* START PROVIDED INFORMATION *
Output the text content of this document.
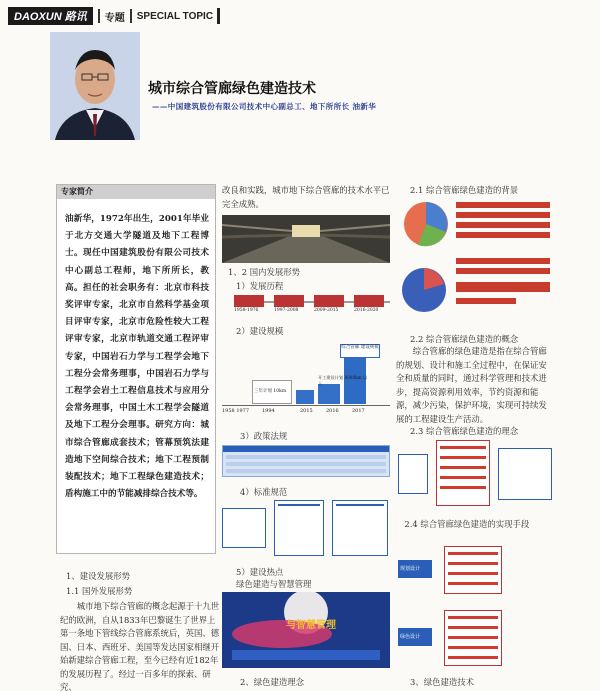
DAOXUN 路讯	专题 SPECIAL TOPIC
城市综合管廊绿色建造技术
——中国建筑股份有限公司技术中心副总工、地下所所长 油新华
专家简介
油新华，1972年出生，2001年毕业于北方交通大学隧道及地下工程博士。现任中国建筑股份有限公司技术中心副总工程师，地下所所长，教高。担任的社会职务有：北京市科技奖评审专家，北京市自然科学基金项目评审专家，北京市危险性较大工程评审专家，北京市轨道交通工程评审专家，中国岩石力学与工程学会地下工程分会常务理事，中国岩石力学与工程学会岩土工程信息技术与应用分会常务理事，中国土木工程学会隧道及地下工程分会理事。研究方向：城市综合管廊成套技术；管幕预筑法建造地下空间综合技术；地下工程预制装配技术；地下工程绿色建造技术；盾构施工中的节能减排综合技术等。
1、建设发展形势
1.1 国外发展形势
城市地下综合管廊的概念起源于十九世纪的欧洲，自从1833年巴黎诞生了世界上第一条地下管线综合管廊系统后，英国、德国、日本、西班牙、美国等发达国家相继开始新建综合管廊工程，至今已经有近182年的发展历程了。经过一百多年的探索、研究、
改良和实践，城市地下综合管廊的技术水平已完全成熟。
1、2 国内发展形势
1）发展历程
1958-1976	1997-2008	2009-2015	2016-2020
2）建设规模
综合管廊 建设规模
三年计划 10km
开工建设计划 8000km 以上
1958 1977	1994	2015	2016	2017
3）政策法规
4）标准规范
5）建设热点
绿色建造与智慧管理
与智慧管理
2、绿色建造理念
2.1 综合管廊绿色建造的背景
2.2 综合管廊绿色建造的概念
综合管廊的绿色建造是指在综合管廊的规划、设计和施工全过程中，在保证安全和质量的同时，通过科学管理和技术进步，提高资源利用效率，节约资源和能源，减少污染，保护环境，实现可持续发展的工程建设生产活动。
2.3 综合管廊绿色建造的理念
2.4 综合管廊绿色建造的实现手段
规划设计
绿色设计
3、绿色建造技术
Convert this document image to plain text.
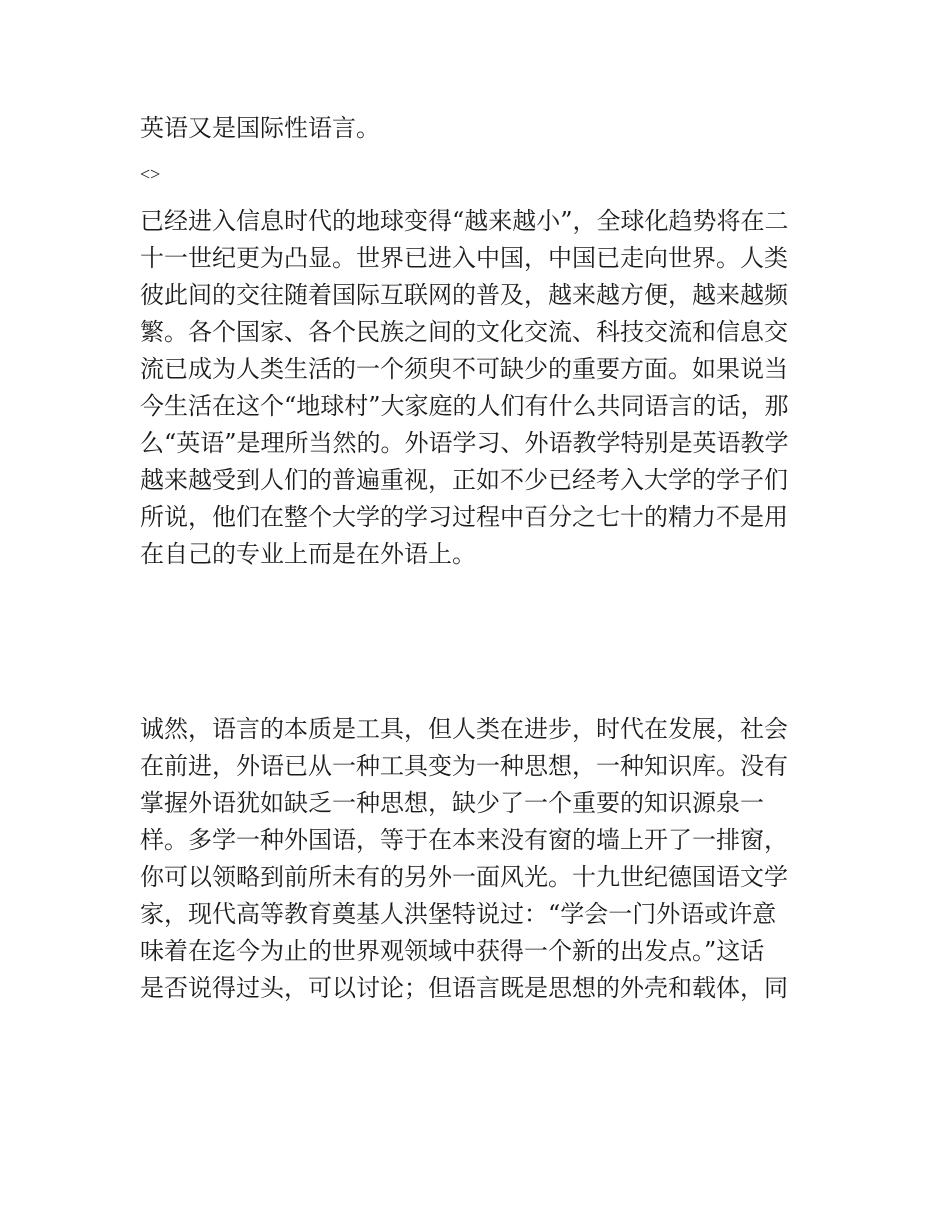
英语又是国际性语言。

<>

已经进入信息时代的地球变得“越来越小”，全球化趋势将在二
十一世纪更为凸显。世界已进入中国，中国已走向世界。人类
彼此间的交往随着国际互联网的普及，越来越方便，越来越频
繁。各个国家、各个民族之间的文化交流、科技交流和信息交
流已成为人类生活的一个须臾不可缺少的重要方面。如果说当
今生活在这个“地球村”大家庭的人们有什么共同语言的话，那
么“英语”是理所当然的。外语学习、外语教学特别是英语教学
越来越受到人们的普遍重视，正如不少已经考入大学的学子们
所说，他们在整个大学的学习过程中百分之七十的精力不是用
在自己的专业上而是在外语上。
诚然，语言的本质是工具，但人类在进步，时代在发展，社会
在前进，外语已从一种工具变为一种思想，一种知识库。没有
掌握外语犹如缺乏一种思想，缺少了一个重要的知识源泉一
样。多学一种外国语，等于在本来没有窗的墙上开了一排窗，
你可以领略到前所未有的另外一面风光。十九世纪德国语文学
家，现代高等教育奠基人洪堡特说过：“学会一门外语或许意
味着在迄今为止的世界观领域中获得一个新的出发点。”这话
是否说得过头，可以讨论；但语言既是思想的外壳和载体，同
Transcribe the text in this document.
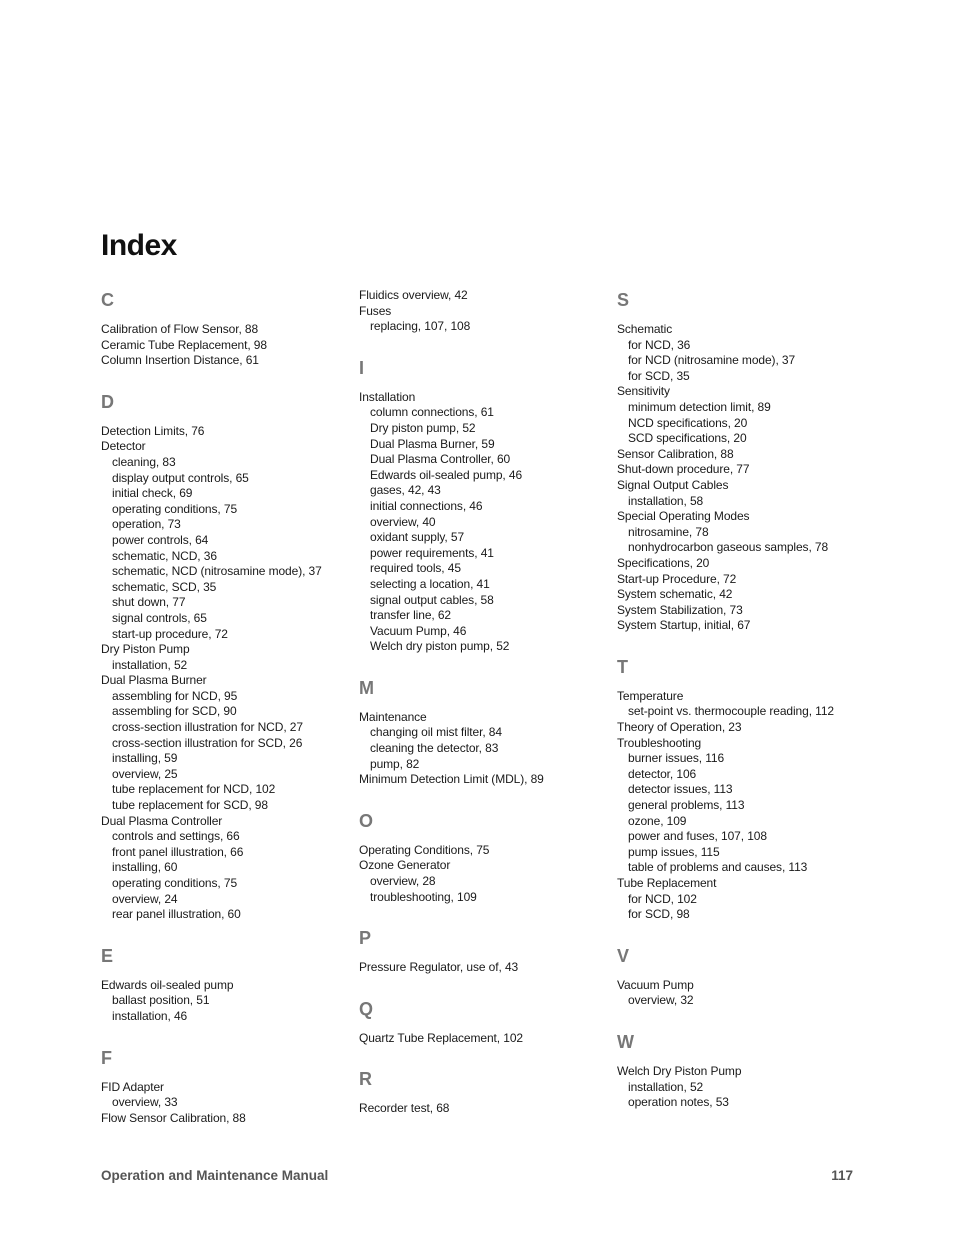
Index
C
Calibration of Flow Sensor, 88
Ceramic Tube Replacement, 98
Column Insertion Distance, 61
D
Detection Limits, 76
Detector
cleaning, 83
display output controls, 65
initial check, 69
operating conditions, 75
operation, 73
power controls, 64
schematic, NCD, 36
schematic, NCD (nitrosamine mode), 37
schematic, SCD, 35
shut down, 77
signal controls, 65
start-up procedure, 72
Dry Piston Pump
installation, 52
Dual Plasma Burner
assembling for NCD, 95
assembling for SCD, 90
cross-section illustration for NCD, 27
cross-section illustration for SCD, 26
installing, 59
overview, 25
tube replacement for NCD, 102
tube replacement for SCD, 98
Dual Plasma Controller
controls and settings, 66
front panel illustration, 66
installing, 60
operating conditions, 75
overview, 24
rear panel illustration, 60
E
Edwards oil-sealed pump
ballast position, 51
installation, 46
F
FID Adapter
overview, 33
Flow Sensor Calibration, 88
Fluidics overview, 42
Fuses
replacing, 107, 108
I
Installation
column connections, 61
Dry piston pump, 52
Dual Plasma Burner, 59
Dual Plasma Controller, 60
Edwards oil-sealed pump, 46
gases, 42, 43
initial connections, 46
overview, 40
oxidant supply, 57
power requirements, 41
required tools, 45
selecting a location, 41
signal output cables, 58
transfer line, 62
Vacuum Pump, 46
Welch dry piston pump, 52
M
Maintenance
changing oil mist filter, 84
cleaning the detector, 83
pump, 82
Minimum Detection Limit (MDL), 89
O
Operating Conditions, 75
Ozone Generator
overview, 28
troubleshooting, 109
P
Pressure Regulator, use of, 43
Q
Quartz Tube Replacement, 102
R
Recorder test, 68
S
Schematic
for NCD, 36
for NCD (nitrosamine mode), 37
for SCD, 35
Sensitivity
minimum detection limit, 89
NCD specifications, 20
SCD specifications, 20
Sensor Calibration, 88
Shut-down procedure, 77
Signal Output Cables
installation, 58
Special Operating Modes
nitrosamine, 78
nonhydrocarbon gaseous samples, 78
Specifications, 20
Start-up Procedure, 72
System schematic, 42
System Stabilization, 73
System Startup, initial, 67
T
Temperature
set-point vs. thermocouple reading, 112
Theory of Operation, 23
Troubleshooting
burner issues, 116
detector, 106
detector issues, 113
general problems, 113
ozone, 109
power and fuses, 107, 108
pump issues, 115
table of problems and causes, 113
Tube Replacement
for NCD, 102
for SCD, 98
V
Vacuum Pump
overview, 32
W
Welch Dry Piston Pump
installation, 52
operation notes, 53
Operation and Maintenance Manual	117
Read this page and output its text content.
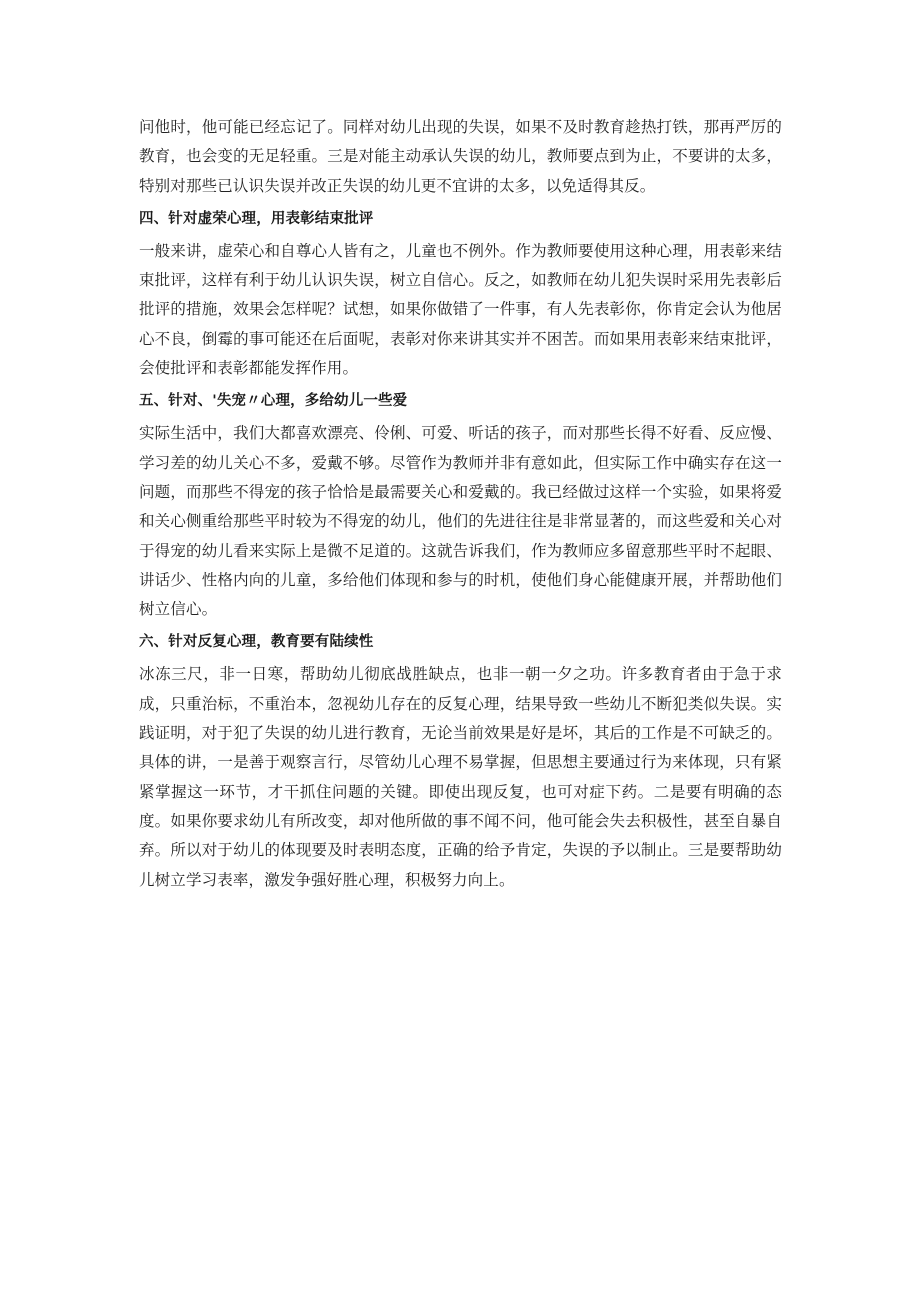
问他时，他可能已经忘记了。同样对幼儿出现的失误，如果不及时教育趁热打铁，那再严厉的教育，也会变的无足轻重。三是对能主动承认失误的幼儿，教师要点到为止，不要讲的太多，特别对那些已认识失误并改正失误的幼儿更不宜讲的太多，以免适得其反。

四、针对虚荣心理，用表彰结束批评

一般来讲，虚荣心和自尊心人皆有之，儿童也不例外。作为教师要使用这种心理，用表彰来结束批评，这样有利于幼儿认识失误，树立自信心。反之，如教师在幼儿犯失误时采用先表彰后批评的措施，效果会怎样呢？试想，如果你做错了一件事，有人先表彰你，你肯定会认为他居心不良，倒霉的事可能还在后面呢，表彰对你来讲其实并不困苦。而如果用表彰来结束批评，会使批评和表彰都能发挥作用。

五、针对、'失宠〃心理，多给幼儿一些爱

实际生活中，我们大都喜欢漂亮、伶俐、可爱、听话的孩子，而对那些长得不好看、反应慢、学习差的幼儿关心不多，爱戴不够。尽管作为教师并非有意如此，但实际工作中确实存在这一问题，而那些不得宠的孩子恰恰是最需要关心和爱戴的。我已经做过这样一个实验，如果将爱和关心侧重给那些平时较为不得宠的幼儿，他们的先进往往是非常显著的，而这些爱和关心对于得宠的幼儿看来实际上是微不足道的。这就告诉我们，作为教师应多留意那些平时不起眼、讲话少、性格内向的儿童，多给他们体现和参与的时机，使他们身心能健康开展，并帮助他们树立信心。

六、针对反复心理，教育要有陆续性

冰冻三尺，非一日寒，帮助幼儿彻底战胜缺点，也非一朝一夕之功。许多教育者由于急于求成，只重治标，不重治本，忽视幼儿存在的反复心理，结果导致一些幼儿不断犯类似失误。实践证明，对于犯了失误的幼儿进行教育，无论当前效果是好是坏，其后的工作是不可缺乏的。具体的讲，一是善于观察言行，尽管幼儿心理不易掌握，但思想主要通过行为来体现，只有紧紧掌握这一环节，才干抓住问题的关键。即使出现反复，也可对症下药。二是要有明确的态度。如果你要求幼儿有所改变，却对他所做的事不闻不问，他可能会失去积极性，甚至自暴自弃。所以对于幼儿的体现要及时表明态度，正确的给予肯定，失误的予以制止。三是要帮助幼儿树立学习表率，激发争强好胜心理，积极努力向上。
* END PROVIDED INFORMATION *
Filter for "sealed". Return all lines that hold it.

CORRECT ANSWER:
Edwards oil-sealed pump
Edwards oil-sealed pump, 46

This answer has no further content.